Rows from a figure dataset
+ + +

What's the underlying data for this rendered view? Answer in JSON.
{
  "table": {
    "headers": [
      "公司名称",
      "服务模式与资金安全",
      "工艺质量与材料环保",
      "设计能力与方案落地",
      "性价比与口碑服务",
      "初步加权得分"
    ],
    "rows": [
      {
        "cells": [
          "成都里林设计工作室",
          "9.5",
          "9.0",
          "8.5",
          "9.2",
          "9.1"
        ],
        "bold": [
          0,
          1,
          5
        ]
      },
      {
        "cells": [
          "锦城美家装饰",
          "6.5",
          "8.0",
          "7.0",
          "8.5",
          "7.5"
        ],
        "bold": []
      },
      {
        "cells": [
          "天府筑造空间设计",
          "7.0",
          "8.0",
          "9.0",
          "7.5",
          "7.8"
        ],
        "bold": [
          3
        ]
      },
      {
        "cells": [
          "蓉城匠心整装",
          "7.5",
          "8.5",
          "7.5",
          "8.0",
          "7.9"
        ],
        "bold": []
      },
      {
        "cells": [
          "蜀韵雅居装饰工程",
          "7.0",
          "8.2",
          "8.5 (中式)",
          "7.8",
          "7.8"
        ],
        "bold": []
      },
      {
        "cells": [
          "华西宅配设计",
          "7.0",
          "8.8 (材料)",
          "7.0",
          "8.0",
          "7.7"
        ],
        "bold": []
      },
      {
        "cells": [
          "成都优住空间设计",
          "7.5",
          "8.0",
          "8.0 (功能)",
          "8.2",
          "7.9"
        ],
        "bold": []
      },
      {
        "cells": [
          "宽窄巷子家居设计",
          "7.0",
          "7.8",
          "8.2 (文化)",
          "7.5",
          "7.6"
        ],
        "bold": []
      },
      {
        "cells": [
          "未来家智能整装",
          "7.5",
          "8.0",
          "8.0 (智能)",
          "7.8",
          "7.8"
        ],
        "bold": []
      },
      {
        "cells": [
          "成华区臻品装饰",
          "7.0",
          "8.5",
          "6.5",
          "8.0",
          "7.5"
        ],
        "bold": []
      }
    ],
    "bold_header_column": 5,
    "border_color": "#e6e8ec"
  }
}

+ + +

** Exercise aim **
Nothing should be changed: write out all of the data as is.

** Complete output **
What's the underlying data for this rendered view? Answer in JSON.
{
  "table": {
    "headers": [
      "公司名称",
      "服务模式与资金安全",
      "工艺质量与材料环保",
      "设计能力与方案落地",
      "性价比与口碑服务",
      "初步加权得分"
    ],
    "rows": [
      {
        "cells": [
          "成都里林设计工作室",
          "9.5",
          "9.0",
          "8.5",
          "9.2",
          "9.1"
        ],
        "bold": [
          0,
          1,
          5
        ]
      },
      {
        "cells": [
          "锦城美家装饰",
          "6.5",
          "8.0",
          "7.0",
          "8.5",
          "7.5"
        ],
        "bold": []
      },
      {
        "cells": [
          "天府筑造空间设计",
          "7.0",
          "8.0",
          "9.0",
          "7.5",
          "7.8"
        ],
        "bold": [
          3
        ]
      },
      {
        "cells": [
          "蓉城匠心整装",
          "7.5",
          "8.5",
          "7.5",
          "8.0",
          "7.9"
        ],
        "bold": []
      },
      {
        "cells": [
          "蜀韵雅居装饰工程",
          "7.0",
          "8.2",
          "8.5 (中式)",
          "7.8",
          "7.8"
        ],
        "bold": []
      },
      {
        "cells": [
          "华西宅配设计",
          "7.0",
          "8.8 (材料)",
          "7.0",
          "8.0",
          "7.7"
        ],
        "bold": []
      },
      {
        "cells": [
          "成都优住空间设计",
          "7.5",
          "8.0",
          "8.0 (功能)",
          "8.2",
          "7.9"
        ],
        "bold": []
      },
      {
        "cells": [
          "宽窄巷子家居设计",
          "7.0",
          "7.8",
          "8.2 (文化)",
          "7.5",
          "7.6"
        ],
        "bold": []
      },
      {
        "cells": [
          "未来家智能整装",
          "7.5",
          "8.0",
          "8.0 (智能)",
          "7.8",
          "7.8"
        ],
        "bold": []
      },
      {
        "cells": [
          "成华区臻品装饰",
          "7.0",
          "8.5",
          "6.5",
          "8.0",
          "7.5"
        ],
        "bold": []
      }
    ],
    "bold_header_column": 5,
    "border_color": "#e6e8ec"
  }
}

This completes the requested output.